- PROBLEM REQUIREMENTS -
Pull every line containing the word "this" from the records.

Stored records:

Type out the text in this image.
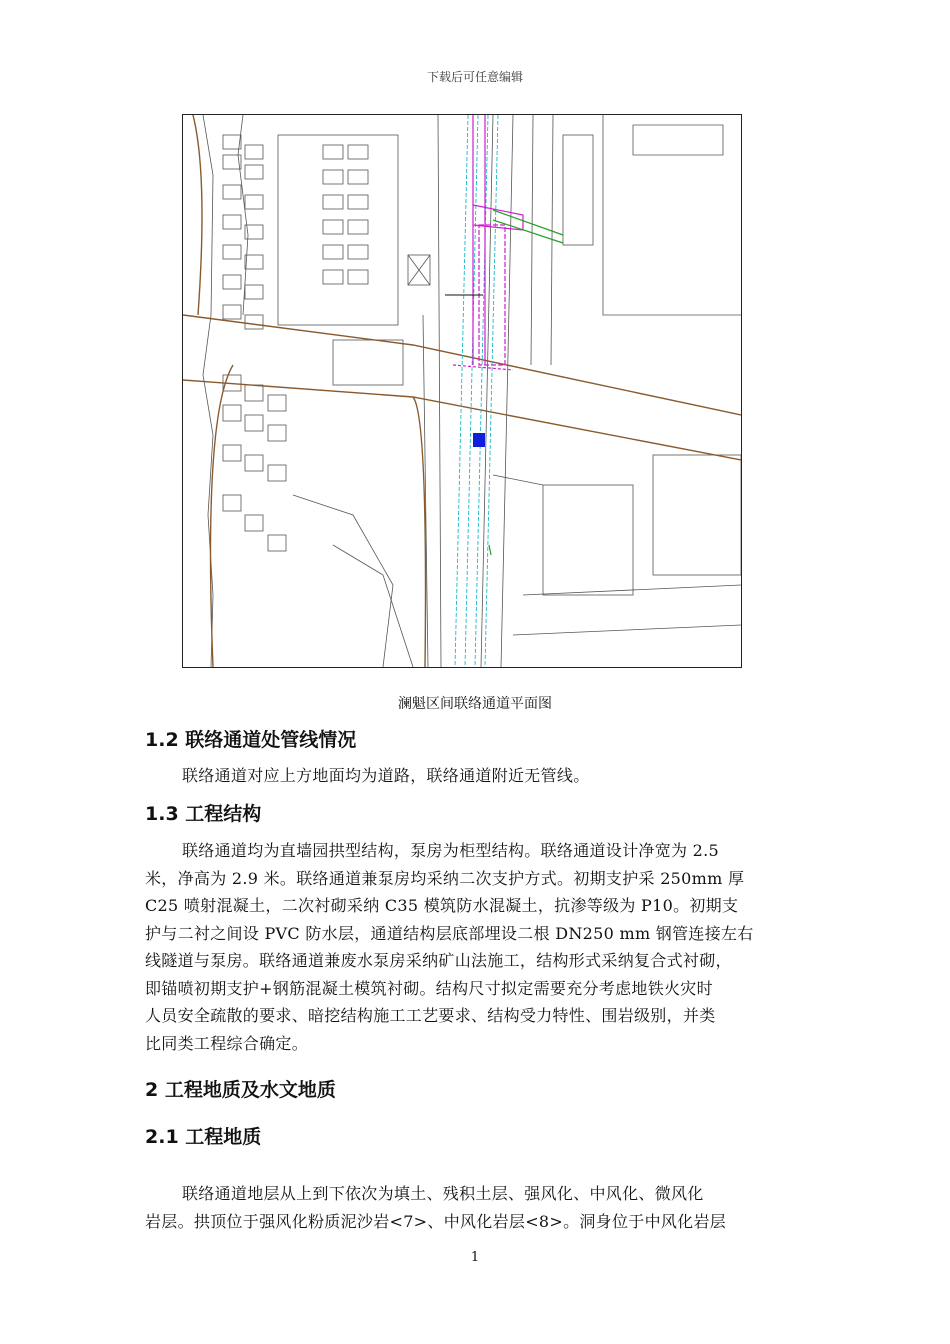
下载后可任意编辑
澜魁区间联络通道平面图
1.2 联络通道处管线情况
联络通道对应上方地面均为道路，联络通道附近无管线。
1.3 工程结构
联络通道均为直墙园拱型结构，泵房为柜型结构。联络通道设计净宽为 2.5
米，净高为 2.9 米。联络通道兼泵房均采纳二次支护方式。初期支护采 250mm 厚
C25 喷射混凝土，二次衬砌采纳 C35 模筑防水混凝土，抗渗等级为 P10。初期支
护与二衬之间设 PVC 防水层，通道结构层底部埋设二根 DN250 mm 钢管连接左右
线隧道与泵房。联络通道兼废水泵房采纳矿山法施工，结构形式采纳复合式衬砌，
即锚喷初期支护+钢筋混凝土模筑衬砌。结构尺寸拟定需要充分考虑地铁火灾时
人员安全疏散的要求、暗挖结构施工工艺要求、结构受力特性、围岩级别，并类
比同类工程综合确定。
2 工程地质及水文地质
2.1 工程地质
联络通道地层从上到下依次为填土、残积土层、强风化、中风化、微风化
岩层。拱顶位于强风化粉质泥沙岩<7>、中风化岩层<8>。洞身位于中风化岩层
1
...
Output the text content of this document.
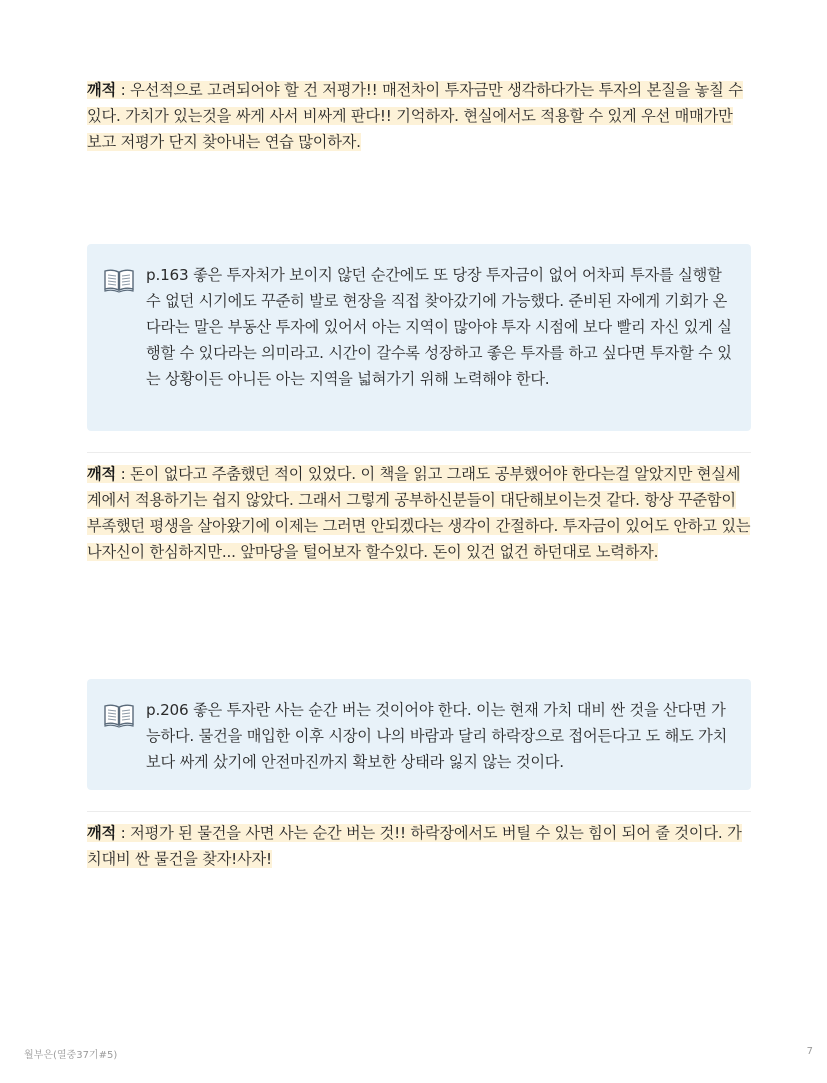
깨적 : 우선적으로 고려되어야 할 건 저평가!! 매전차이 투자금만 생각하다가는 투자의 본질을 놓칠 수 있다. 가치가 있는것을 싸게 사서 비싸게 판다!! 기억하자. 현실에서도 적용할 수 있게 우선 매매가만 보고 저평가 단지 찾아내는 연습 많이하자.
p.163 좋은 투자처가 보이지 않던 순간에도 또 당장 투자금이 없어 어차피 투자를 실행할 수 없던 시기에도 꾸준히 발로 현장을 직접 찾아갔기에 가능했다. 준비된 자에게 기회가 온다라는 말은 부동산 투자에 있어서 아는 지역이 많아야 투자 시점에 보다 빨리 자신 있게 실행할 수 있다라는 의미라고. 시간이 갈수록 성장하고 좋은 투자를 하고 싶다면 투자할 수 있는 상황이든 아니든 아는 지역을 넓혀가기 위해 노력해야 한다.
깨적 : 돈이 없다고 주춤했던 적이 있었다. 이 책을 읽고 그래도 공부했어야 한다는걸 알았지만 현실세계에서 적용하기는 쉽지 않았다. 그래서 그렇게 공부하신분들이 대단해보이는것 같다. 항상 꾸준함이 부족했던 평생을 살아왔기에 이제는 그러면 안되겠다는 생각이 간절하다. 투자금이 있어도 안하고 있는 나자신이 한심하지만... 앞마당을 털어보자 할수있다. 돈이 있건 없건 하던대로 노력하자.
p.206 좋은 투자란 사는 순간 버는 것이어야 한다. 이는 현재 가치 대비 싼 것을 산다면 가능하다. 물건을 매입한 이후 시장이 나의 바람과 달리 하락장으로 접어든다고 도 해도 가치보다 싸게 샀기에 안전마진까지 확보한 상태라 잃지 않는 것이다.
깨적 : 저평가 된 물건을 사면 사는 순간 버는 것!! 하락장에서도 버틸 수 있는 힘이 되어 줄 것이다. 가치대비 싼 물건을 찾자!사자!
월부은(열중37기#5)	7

- RESULT BELOW -
Type out the text in this image.
Output the text content of this document.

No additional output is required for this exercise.